> RECORDS PROVIDED:
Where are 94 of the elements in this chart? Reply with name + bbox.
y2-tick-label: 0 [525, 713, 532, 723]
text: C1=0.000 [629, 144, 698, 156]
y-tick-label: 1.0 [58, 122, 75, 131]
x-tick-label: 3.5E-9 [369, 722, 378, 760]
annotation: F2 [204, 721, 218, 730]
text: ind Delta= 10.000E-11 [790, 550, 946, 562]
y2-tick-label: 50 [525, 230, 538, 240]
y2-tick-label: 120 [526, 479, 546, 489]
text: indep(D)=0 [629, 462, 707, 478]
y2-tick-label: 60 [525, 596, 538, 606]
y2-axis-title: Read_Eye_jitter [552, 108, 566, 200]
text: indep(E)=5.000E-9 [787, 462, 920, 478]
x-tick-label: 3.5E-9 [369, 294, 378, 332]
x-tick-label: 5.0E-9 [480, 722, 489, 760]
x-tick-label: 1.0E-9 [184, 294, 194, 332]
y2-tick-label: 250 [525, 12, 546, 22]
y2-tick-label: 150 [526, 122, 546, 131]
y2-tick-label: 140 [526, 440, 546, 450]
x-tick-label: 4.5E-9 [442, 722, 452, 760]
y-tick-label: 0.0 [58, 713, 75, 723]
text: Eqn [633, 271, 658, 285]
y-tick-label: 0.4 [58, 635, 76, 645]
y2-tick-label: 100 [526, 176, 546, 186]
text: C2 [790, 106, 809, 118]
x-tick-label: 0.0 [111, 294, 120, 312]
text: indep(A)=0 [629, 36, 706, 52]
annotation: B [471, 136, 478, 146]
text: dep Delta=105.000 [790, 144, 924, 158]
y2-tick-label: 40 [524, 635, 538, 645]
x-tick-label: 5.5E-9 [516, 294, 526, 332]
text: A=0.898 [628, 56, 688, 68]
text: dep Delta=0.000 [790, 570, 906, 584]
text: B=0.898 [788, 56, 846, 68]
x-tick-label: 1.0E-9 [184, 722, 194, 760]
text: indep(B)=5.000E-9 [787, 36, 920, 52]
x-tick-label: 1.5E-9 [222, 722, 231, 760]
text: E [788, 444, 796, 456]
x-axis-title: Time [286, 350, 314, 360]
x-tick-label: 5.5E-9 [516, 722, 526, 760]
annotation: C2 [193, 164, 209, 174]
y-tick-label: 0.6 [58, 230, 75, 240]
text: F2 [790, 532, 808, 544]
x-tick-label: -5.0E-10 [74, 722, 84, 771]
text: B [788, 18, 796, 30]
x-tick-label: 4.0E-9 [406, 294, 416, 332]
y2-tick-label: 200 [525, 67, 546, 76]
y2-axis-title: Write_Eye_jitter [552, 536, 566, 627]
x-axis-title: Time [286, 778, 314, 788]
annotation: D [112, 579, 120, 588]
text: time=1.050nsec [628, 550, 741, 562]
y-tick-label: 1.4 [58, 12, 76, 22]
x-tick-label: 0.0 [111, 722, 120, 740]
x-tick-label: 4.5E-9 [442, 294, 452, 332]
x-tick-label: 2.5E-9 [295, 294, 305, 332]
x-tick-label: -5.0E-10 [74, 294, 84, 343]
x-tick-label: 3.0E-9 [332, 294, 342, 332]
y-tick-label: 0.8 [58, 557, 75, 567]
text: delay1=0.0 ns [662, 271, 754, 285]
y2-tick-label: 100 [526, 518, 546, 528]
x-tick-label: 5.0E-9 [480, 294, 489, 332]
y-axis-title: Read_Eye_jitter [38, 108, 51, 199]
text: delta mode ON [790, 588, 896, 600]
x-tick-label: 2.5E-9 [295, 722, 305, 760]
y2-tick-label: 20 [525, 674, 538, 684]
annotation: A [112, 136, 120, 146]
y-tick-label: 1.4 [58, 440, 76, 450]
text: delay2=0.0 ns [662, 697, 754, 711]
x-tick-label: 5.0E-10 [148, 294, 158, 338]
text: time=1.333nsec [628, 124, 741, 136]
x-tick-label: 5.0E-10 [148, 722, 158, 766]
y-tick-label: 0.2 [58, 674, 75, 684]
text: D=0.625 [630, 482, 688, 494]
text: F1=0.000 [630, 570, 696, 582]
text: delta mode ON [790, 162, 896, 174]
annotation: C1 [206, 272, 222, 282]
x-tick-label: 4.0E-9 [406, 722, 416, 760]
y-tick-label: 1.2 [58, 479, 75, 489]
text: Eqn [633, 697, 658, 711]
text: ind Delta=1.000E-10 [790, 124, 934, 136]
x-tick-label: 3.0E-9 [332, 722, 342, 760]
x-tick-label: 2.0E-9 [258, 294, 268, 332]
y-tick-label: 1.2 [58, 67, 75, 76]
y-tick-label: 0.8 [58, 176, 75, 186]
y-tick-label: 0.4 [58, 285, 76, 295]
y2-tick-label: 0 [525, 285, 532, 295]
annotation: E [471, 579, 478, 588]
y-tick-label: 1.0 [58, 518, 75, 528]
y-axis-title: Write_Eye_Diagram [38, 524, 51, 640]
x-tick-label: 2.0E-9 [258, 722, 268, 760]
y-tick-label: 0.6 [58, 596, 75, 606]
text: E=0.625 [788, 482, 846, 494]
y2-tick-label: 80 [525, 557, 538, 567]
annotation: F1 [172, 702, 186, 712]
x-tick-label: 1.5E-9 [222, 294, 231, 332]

> JOB: Could you reproduce every line of the data above word for word, from first to last?

> ANSWER TO THIS TASK:
Where are 94 of the elements in this chart? Reply with name + bbox.
y2-tick-label: 0 [525, 713, 532, 723]
text: C1=0.000 [629, 144, 698, 156]
y-tick-label: 1.0 [58, 122, 75, 131]
x-tick-label: 3.5E-9 [369, 722, 378, 760]
annotation: F2 [204, 721, 218, 730]
text: ind Delta= 10.000E-11 [790, 550, 946, 562]
y2-tick-label: 50 [525, 230, 538, 240]
y2-tick-label: 120 [526, 479, 546, 489]
text: indep(D)=0 [629, 462, 707, 478]
y2-tick-label: 60 [525, 596, 538, 606]
y2-axis-title: Read_Eye_jitter [552, 108, 566, 200]
text: indep(E)=5.000E-9 [787, 462, 920, 478]
x-tick-label: 3.5E-9 [369, 294, 378, 332]
x-tick-label: 5.0E-9 [480, 722, 489, 760]
x-tick-label: 1.0E-9 [184, 294, 194, 332]
y2-tick-label: 250 [525, 12, 546, 22]
y2-tick-label: 150 [526, 122, 546, 131]
y2-tick-label: 140 [526, 440, 546, 450]
x-tick-label: 4.5E-9 [442, 722, 452, 760]
y-tick-label: 0.0 [58, 713, 75, 723]
text: Eqn [633, 271, 658, 285]
y-tick-label: 0.4 [58, 635, 76, 645]
y2-tick-label: 100 [526, 176, 546, 186]
text: C2 [790, 106, 809, 118]
x-tick-label: 0.0 [111, 294, 120, 312]
text: indep(A)=0 [629, 36, 706, 52]
annotation: B [471, 136, 478, 146]
text: dep Delta=105.000 [790, 144, 924, 158]
y2-tick-label: 40 [524, 635, 538, 645]
x-tick-label: 5.5E-9 [516, 294, 526, 332]
text: A=0.898 [628, 56, 688, 68]
text: dep Delta=0.000 [790, 570, 906, 584]
text: B=0.898 [788, 56, 846, 68]
x-tick-label: 1.0E-9 [184, 722, 194, 760]
text: indep(B)=5.000E-9 [787, 36, 920, 52]
x-tick-label: 1.5E-9 [222, 722, 231, 760]
text: E [788, 444, 796, 456]
x-axis-title: Time [286, 350, 314, 360]
x-tick-label: 5.5E-9 [516, 722, 526, 760]
annotation: C2 [193, 164, 209, 174]
y-tick-label: 0.6 [58, 230, 75, 240]
text: F2 [790, 532, 808, 544]
x-tick-label: -5.0E-10 [74, 722, 84, 771]
text: B [788, 18, 796, 30]
x-tick-label: 4.0E-9 [406, 294, 416, 332]
y2-tick-label: 200 [525, 67, 546, 76]
y2-axis-title: Write_Eye_jitter [552, 536, 566, 627]
x-axis-title: Time [286, 778, 314, 788]
annotation: D [112, 579, 120, 588]
text: time=1.050nsec [628, 550, 741, 562]
y-tick-label: 1.4 [58, 12, 76, 22]
x-tick-label: 0.0 [111, 722, 120, 740]
x-tick-label: 4.5E-9 [442, 294, 452, 332]
x-tick-label: 2.5E-9 [295, 294, 305, 332]
x-tick-label: -5.0E-10 [74, 294, 84, 343]
x-tick-label: 3.0E-9 [332, 294, 342, 332]
y-tick-label: 0.8 [58, 557, 75, 567]
text: delay1=0.0 ns [662, 271, 754, 285]
y2-tick-label: 100 [526, 518, 546, 528]
x-tick-label: 5.0E-9 [480, 294, 489, 332]
y-axis-title: Read_Eye_jitter [38, 108, 51, 199]
text: delta mode ON [790, 588, 896, 600]
x-tick-label: 2.5E-9 [295, 722, 305, 760]
y2-tick-label: 20 [525, 674, 538, 684]
annotation: A [112, 136, 120, 146]
y-tick-label: 1.4 [58, 440, 76, 450]
text: delay2=0.0 ns [662, 697, 754, 711]
x-tick-label: 5.0E-10 [148, 294, 158, 338]
text: time=1.333nsec [628, 124, 741, 136]
x-tick-label: 5.0E-10 [148, 722, 158, 766]
y-tick-label: 0.2 [58, 674, 75, 684]
text: D=0.625 [630, 482, 688, 494]
text: F1=0.000 [630, 570, 696, 582]
text: delta mode ON [790, 162, 896, 174]
annotation: C1 [206, 272, 222, 282]
x-tick-label: 4.0E-9 [406, 722, 416, 760]
y-tick-label: 1.2 [58, 479, 75, 489]
text: Eqn [633, 697, 658, 711]
text: ind Delta=1.000E-10 [790, 124, 934, 136]
x-tick-label: 3.0E-9 [332, 722, 342, 760]
x-tick-label: 2.0E-9 [258, 294, 268, 332]
y-tick-label: 1.2 [58, 67, 75, 76]
y-tick-label: 0.8 [58, 176, 75, 186]
y-tick-label: 0.4 [58, 285, 76, 295]
y2-tick-label: 0 [525, 285, 532, 295]
annotation: E [471, 579, 478, 588]
y-tick-label: 1.0 [58, 518, 75, 528]
y-axis-title: Write_Eye_Diagram [38, 524, 51, 640]
x-tick-label: 2.0E-9 [258, 722, 268, 760]
y-tick-label: 0.6 [58, 596, 75, 606]
text: E=0.625 [788, 482, 846, 494]
y2-tick-label: 80 [525, 557, 538, 567]
annotation: F1 [172, 702, 186, 712]
x-tick-label: 1.5E-9 [222, 294, 231, 332]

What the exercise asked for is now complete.